##### ENTRIES PROVIDED
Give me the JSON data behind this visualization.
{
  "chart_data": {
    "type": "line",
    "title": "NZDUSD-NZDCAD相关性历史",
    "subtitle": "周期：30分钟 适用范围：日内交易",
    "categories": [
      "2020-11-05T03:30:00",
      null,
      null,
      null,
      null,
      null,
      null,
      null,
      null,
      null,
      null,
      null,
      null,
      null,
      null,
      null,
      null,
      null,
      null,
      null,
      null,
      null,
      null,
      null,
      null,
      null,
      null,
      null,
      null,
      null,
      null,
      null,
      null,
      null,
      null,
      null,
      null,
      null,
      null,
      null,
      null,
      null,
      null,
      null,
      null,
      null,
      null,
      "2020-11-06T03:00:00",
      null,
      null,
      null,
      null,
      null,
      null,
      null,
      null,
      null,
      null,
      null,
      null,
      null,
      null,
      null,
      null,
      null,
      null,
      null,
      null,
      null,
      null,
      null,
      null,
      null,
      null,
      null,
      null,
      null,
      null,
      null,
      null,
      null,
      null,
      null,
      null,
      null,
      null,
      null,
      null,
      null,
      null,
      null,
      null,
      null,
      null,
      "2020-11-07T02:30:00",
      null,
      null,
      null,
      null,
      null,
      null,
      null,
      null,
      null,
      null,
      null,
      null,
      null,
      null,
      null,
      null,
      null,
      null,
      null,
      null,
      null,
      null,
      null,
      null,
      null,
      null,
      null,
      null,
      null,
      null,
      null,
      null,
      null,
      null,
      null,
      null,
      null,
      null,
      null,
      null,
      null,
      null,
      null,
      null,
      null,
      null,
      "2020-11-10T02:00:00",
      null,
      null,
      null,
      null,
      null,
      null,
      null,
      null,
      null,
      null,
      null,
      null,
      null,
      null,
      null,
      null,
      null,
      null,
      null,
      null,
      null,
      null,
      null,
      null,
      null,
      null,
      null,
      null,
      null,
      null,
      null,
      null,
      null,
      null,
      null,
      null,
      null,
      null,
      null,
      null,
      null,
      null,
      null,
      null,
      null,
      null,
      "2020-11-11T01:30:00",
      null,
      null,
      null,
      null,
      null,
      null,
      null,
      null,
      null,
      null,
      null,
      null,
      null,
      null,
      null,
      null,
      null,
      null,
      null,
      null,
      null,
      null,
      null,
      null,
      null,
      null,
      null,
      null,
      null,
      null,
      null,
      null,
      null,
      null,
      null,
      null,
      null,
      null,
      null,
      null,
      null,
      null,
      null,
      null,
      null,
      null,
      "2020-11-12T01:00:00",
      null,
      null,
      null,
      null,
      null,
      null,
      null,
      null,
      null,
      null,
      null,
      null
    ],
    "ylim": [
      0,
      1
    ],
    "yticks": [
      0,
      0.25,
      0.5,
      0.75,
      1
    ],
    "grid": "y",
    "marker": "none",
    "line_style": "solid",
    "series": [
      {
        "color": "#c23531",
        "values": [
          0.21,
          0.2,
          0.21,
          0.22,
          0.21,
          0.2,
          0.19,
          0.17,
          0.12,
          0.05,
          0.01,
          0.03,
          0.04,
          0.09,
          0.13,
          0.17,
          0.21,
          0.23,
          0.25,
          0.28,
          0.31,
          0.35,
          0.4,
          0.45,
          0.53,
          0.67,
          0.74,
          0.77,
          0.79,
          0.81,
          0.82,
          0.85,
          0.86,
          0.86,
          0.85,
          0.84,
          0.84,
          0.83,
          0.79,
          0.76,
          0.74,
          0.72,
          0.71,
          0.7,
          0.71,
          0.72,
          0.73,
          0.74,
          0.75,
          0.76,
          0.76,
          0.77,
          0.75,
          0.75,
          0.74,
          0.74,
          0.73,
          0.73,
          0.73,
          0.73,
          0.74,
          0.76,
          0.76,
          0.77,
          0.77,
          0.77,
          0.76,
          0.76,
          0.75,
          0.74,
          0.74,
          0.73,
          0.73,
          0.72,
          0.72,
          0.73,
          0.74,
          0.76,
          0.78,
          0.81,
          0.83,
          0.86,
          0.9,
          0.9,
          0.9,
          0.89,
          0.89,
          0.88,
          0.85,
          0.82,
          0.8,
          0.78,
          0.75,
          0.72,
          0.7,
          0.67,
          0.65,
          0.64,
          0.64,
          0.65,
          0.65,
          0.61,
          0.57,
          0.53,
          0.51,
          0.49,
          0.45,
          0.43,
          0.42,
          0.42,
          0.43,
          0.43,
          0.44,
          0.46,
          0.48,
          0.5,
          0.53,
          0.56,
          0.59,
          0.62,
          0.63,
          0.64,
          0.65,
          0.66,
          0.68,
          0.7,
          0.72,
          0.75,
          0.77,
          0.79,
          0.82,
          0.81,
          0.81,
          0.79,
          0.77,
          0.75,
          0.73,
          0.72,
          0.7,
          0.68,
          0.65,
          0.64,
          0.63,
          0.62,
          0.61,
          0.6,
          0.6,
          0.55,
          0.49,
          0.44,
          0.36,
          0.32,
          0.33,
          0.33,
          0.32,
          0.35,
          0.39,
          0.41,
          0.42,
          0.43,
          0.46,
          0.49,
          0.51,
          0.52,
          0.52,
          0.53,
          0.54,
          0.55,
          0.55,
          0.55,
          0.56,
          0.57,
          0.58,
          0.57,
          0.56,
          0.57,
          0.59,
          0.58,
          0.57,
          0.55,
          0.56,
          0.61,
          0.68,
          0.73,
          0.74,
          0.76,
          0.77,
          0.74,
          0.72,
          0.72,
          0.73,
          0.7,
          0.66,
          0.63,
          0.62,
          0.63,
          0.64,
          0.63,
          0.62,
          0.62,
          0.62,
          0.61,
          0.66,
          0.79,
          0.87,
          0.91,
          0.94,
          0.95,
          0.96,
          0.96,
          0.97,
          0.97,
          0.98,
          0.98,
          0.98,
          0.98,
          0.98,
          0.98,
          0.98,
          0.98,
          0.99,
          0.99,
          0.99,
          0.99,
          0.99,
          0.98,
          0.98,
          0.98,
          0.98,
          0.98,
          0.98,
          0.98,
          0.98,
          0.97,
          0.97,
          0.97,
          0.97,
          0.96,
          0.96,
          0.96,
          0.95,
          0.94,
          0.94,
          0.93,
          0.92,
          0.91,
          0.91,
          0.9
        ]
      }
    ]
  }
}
##########
## SET PROBLEM
Return the whole listing exactly, with every line included.

## ANSWER TO THE EXERCISE
Give me the JSON data behind this visualization.
{
  "chart_data": {
    "type": "line",
    "title": "NZDUSD-NZDCAD相关性历史",
    "subtitle": "周期：30分钟 适用范围：日内交易",
    "categories": [
      "2020-11-05T03:30:00",
      null,
      null,
      null,
      null,
      null,
      null,
      null,
      null,
      null,
      null,
      null,
      null,
      null,
      null,
      null,
      null,
      null,
      null,
      null,
      null,
      null,
      null,
      null,
      null,
      null,
      null,
      null,
      null,
      null,
      null,
      null,
      null,
      null,
      null,
      null,
      null,
      null,
      null,
      null,
      null,
      null,
      null,
      null,
      null,
      null,
      null,
      "2020-11-06T03:00:00",
      null,
      null,
      null,
      null,
      null,
      null,
      null,
      null,
      null,
      null,
      null,
      null,
      null,
      null,
      null,
      null,
      null,
      null,
      null,
      null,
      null,
      null,
      null,
      null,
      null,
      null,
      null,
      null,
      null,
      null,
      null,
      null,
      null,
      null,
      null,
      null,
      null,
      null,
      null,
      null,
      null,
      null,
      null,
      null,
      null,
      null,
      "2020-11-07T02:30:00",
      null,
      null,
      null,
      null,
      null,
      null,
      null,
      null,
      null,
      null,
      null,
      null,
      null,
      null,
      null,
      null,
      null,
      null,
      null,
      null,
      null,
      null,
      null,
      null,
      null,
      null,
      null,
      null,
      null,
      null,
      null,
      null,
      null,
      null,
      null,
      null,
      null,
      null,
      null,
      null,
      null,
      null,
      null,
      null,
      null,
      null,
      "2020-11-10T02:00:00",
      null,
      null,
      null,
      null,
      null,
      null,
      null,
      null,
      null,
      null,
      null,
      null,
      null,
      null,
      null,
      null,
      null,
      null,
      null,
      null,
      null,
      null,
      null,
      null,
      null,
      null,
      null,
      null,
      null,
      null,
      null,
      null,
      null,
      null,
      null,
      null,
      null,
      null,
      null,
      null,
      null,
      null,
      null,
      null,
      null,
      null,
      "2020-11-11T01:30:00",
      null,
      null,
      null,
      null,
      null,
      null,
      null,
      null,
      null,
      null,
      null,
      null,
      null,
      null,
      null,
      null,
      null,
      null,
      null,
      null,
      null,
      null,
      null,
      null,
      null,
      null,
      null,
      null,
      null,
      null,
      null,
      null,
      null,
      null,
      null,
      null,
      null,
      null,
      null,
      null,
      null,
      null,
      null,
      null,
      null,
      null,
      "2020-11-12T01:00:00",
      null,
      null,
      null,
      null,
      null,
      null,
      null,
      null,
      null,
      null,
      null,
      null
    ],
    "ylim": [
      0,
      1
    ],
    "yticks": [
      0,
      0.25,
      0.5,
      0.75,
      1
    ],
    "grid": "y",
    "marker": "none",
    "line_style": "solid",
    "series": [
      {
        "color": "#c23531",
        "values": [
          0.21,
          0.2,
          0.21,
          0.22,
          0.21,
          0.2,
          0.19,
          0.17,
          0.12,
          0.05,
          0.01,
          0.03,
          0.04,
          0.09,
          0.13,
          0.17,
          0.21,
          0.23,
          0.25,
          0.28,
          0.31,
          0.35,
          0.4,
          0.45,
          0.53,
          0.67,
          0.74,
          0.77,
          0.79,
          0.81,
          0.82,
          0.85,
          0.86,
          0.86,
          0.85,
          0.84,
          0.84,
          0.83,
          0.79,
          0.76,
          0.74,
          0.72,
          0.71,
          0.7,
          0.71,
          0.72,
          0.73,
          0.74,
          0.75,
          0.76,
          0.76,
          0.77,
          0.75,
          0.75,
          0.74,
          0.74,
          0.73,
          0.73,
          0.73,
          0.73,
          0.74,
          0.76,
          0.76,
          0.77,
          0.77,
          0.77,
          0.76,
          0.76,
          0.75,
          0.74,
          0.74,
          0.73,
          0.73,
          0.72,
          0.72,
          0.73,
          0.74,
          0.76,
          0.78,
          0.81,
          0.83,
          0.86,
          0.9,
          0.9,
          0.9,
          0.89,
          0.89,
          0.88,
          0.85,
          0.82,
          0.8,
          0.78,
          0.75,
          0.72,
          0.7,
          0.67,
          0.65,
          0.64,
          0.64,
          0.65,
          0.65,
          0.61,
          0.57,
          0.53,
          0.51,
          0.49,
          0.45,
          0.43,
          0.42,
          0.42,
          0.43,
          0.43,
          0.44,
          0.46,
          0.48,
          0.5,
          0.53,
          0.56,
          0.59,
          0.62,
          0.63,
          0.64,
          0.65,
          0.66,
          0.68,
          0.7,
          0.72,
          0.75,
          0.77,
          0.79,
          0.82,
          0.81,
          0.81,
          0.79,
          0.77,
          0.75,
          0.73,
          0.72,
          0.7,
          0.68,
          0.65,
          0.64,
          0.63,
          0.62,
          0.61,
          0.6,
          0.6,
          0.55,
          0.49,
          0.44,
          0.36,
          0.32,
          0.33,
          0.33,
          0.32,
          0.35,
          0.39,
          0.41,
          0.42,
          0.43,
          0.46,
          0.49,
          0.51,
          0.52,
          0.52,
          0.53,
          0.54,
          0.55,
          0.55,
          0.55,
          0.56,
          0.57,
          0.58,
          0.57,
          0.56,
          0.57,
          0.59,
          0.58,
          0.57,
          0.55,
          0.56,
          0.61,
          0.68,
          0.73,
          0.74,
          0.76,
          0.77,
          0.74,
          0.72,
          0.72,
          0.73,
          0.7,
          0.66,
          0.63,
          0.62,
          0.63,
          0.64,
          0.63,
          0.62,
          0.62,
          0.62,
          0.61,
          0.66,
          0.79,
          0.87,
          0.91,
          0.94,
          0.95,
          0.96,
          0.96,
          0.97,
          0.97,
          0.98,
          0.98,
          0.98,
          0.98,
          0.98,
          0.98,
          0.98,
          0.98,
          0.99,
          0.99,
          0.99,
          0.99,
          0.99,
          0.98,
          0.98,
          0.98,
          0.98,
          0.98,
          0.98,
          0.98,
          0.98,
          0.97,
          0.97,
          0.97,
          0.97,
          0.96,
          0.96,
          0.96,
          0.95,
          0.94,
          0.94,
          0.93,
          0.92,
          0.91,
          0.91,
          0.9
        ]
      }
    ]
  }
}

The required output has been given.